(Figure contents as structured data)
****

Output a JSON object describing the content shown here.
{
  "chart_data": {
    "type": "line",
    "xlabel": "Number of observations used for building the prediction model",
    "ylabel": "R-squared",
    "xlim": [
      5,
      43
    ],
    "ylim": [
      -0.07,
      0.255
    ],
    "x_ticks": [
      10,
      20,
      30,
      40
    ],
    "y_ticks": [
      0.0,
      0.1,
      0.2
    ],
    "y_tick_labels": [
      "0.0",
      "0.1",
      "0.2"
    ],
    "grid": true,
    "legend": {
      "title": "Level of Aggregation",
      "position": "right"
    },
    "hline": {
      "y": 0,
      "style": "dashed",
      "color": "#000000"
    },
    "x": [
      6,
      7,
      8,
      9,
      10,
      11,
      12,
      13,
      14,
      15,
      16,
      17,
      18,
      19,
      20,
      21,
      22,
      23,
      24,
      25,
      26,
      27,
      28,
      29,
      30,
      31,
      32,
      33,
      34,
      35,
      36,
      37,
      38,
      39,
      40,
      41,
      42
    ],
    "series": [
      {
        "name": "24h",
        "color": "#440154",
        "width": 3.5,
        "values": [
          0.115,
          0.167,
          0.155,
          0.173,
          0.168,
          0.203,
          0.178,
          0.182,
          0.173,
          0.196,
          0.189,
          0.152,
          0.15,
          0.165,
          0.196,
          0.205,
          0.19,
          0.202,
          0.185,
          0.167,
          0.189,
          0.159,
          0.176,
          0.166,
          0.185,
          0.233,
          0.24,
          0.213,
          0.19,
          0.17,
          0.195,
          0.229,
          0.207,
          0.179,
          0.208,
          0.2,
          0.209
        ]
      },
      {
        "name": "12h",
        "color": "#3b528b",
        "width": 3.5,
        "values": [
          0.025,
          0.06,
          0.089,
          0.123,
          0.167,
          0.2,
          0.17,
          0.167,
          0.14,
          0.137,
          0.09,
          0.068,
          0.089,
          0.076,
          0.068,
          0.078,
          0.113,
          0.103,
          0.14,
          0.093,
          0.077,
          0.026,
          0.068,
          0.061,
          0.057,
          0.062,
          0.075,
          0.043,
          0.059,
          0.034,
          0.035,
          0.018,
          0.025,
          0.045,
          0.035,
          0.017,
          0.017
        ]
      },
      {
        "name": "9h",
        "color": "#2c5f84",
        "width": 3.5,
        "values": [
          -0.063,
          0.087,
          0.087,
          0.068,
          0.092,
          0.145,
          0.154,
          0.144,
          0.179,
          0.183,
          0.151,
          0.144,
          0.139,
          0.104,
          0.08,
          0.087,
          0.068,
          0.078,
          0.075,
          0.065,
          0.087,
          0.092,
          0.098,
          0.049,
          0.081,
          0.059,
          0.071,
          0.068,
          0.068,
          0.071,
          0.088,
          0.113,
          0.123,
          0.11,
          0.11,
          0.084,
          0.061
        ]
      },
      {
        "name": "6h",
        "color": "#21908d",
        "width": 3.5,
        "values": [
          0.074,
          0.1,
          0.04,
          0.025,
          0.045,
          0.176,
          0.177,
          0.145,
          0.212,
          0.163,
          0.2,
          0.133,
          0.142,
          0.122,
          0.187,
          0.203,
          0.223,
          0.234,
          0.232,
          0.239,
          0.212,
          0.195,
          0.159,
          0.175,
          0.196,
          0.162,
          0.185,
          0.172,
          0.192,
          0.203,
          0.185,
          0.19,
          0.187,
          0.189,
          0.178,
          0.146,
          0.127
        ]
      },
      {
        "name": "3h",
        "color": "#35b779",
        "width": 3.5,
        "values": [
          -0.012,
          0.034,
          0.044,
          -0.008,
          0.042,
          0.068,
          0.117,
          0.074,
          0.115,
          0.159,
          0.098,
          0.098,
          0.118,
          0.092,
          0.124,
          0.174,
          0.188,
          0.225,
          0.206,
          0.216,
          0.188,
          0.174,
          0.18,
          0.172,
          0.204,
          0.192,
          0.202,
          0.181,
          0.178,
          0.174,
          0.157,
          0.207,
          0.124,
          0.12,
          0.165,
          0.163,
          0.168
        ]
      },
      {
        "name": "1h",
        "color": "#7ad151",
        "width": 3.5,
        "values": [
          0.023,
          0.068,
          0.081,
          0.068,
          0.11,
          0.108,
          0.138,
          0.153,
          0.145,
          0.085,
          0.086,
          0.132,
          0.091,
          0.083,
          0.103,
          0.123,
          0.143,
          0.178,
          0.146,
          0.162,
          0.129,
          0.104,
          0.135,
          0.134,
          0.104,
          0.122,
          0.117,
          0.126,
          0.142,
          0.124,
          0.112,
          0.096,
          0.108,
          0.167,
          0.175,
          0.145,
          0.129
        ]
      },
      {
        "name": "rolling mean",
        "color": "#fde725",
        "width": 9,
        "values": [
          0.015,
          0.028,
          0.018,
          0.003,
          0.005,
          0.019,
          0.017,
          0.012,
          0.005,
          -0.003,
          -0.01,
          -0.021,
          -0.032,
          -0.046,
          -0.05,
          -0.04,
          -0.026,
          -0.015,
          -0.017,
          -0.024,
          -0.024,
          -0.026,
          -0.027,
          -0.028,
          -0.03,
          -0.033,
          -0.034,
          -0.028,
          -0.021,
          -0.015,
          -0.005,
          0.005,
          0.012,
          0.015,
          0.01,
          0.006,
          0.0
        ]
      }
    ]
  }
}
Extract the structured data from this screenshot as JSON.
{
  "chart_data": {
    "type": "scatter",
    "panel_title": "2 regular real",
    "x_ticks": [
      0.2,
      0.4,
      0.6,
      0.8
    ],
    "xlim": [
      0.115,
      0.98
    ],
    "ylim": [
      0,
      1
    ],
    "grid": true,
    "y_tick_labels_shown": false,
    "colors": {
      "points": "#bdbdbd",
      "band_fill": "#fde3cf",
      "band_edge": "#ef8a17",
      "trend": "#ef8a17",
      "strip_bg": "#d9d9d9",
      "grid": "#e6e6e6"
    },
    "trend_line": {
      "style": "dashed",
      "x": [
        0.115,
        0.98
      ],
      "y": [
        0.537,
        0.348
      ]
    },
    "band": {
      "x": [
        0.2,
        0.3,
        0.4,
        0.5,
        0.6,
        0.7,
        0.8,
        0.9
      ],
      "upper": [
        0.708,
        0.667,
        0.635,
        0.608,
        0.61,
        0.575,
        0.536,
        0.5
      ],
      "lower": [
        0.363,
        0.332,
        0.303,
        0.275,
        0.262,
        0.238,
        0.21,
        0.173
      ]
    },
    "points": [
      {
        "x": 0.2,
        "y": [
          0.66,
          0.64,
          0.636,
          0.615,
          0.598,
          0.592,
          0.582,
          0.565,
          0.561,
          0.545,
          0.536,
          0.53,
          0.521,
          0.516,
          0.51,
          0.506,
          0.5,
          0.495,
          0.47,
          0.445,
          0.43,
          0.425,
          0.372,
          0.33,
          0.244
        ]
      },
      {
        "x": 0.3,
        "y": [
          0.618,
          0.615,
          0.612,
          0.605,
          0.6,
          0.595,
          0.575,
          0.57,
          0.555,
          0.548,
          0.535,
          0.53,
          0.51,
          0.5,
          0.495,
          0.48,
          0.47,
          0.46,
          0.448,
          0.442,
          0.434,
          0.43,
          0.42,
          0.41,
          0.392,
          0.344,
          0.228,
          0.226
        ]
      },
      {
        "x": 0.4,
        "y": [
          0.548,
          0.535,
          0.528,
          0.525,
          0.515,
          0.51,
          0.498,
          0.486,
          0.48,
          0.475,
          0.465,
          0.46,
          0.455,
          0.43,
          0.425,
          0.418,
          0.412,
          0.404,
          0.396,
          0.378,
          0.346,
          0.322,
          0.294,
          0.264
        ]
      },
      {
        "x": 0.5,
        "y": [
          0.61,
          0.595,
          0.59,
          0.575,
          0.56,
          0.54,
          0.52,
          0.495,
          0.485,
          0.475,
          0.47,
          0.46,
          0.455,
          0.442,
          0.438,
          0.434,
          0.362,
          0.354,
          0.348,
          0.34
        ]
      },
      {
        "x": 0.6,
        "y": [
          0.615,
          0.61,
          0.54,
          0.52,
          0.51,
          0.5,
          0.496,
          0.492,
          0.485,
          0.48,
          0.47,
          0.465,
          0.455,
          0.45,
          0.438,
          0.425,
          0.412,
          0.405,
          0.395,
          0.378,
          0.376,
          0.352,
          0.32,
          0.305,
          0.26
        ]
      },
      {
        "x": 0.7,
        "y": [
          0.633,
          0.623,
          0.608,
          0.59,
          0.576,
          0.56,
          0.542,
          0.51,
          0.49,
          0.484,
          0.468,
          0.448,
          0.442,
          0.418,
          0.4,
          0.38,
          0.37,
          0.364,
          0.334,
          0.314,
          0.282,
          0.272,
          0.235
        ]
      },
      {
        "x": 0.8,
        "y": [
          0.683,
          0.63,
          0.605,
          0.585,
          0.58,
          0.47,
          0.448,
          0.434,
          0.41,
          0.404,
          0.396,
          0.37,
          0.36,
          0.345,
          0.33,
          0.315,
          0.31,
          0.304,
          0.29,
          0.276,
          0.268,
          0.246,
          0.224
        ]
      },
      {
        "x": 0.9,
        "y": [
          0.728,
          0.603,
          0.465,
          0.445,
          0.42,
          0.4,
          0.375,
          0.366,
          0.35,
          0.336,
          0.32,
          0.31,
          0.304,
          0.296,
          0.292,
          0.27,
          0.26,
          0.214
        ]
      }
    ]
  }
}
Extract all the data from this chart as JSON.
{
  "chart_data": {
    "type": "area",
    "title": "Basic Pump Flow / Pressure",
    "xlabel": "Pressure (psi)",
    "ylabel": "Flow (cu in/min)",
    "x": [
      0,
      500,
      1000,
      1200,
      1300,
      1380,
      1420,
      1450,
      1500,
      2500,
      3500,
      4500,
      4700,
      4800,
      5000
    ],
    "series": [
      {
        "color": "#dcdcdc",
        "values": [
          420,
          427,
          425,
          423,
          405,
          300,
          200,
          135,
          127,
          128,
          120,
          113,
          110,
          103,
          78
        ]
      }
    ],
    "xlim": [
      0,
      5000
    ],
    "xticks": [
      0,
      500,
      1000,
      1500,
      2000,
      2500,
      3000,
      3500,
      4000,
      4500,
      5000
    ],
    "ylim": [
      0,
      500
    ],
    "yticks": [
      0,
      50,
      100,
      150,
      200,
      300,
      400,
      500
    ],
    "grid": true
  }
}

****

EXERCISE TASK = Your answer should be a single number: the count of lines that contain "Flow".

RESULT OF THE EXERCISE = 2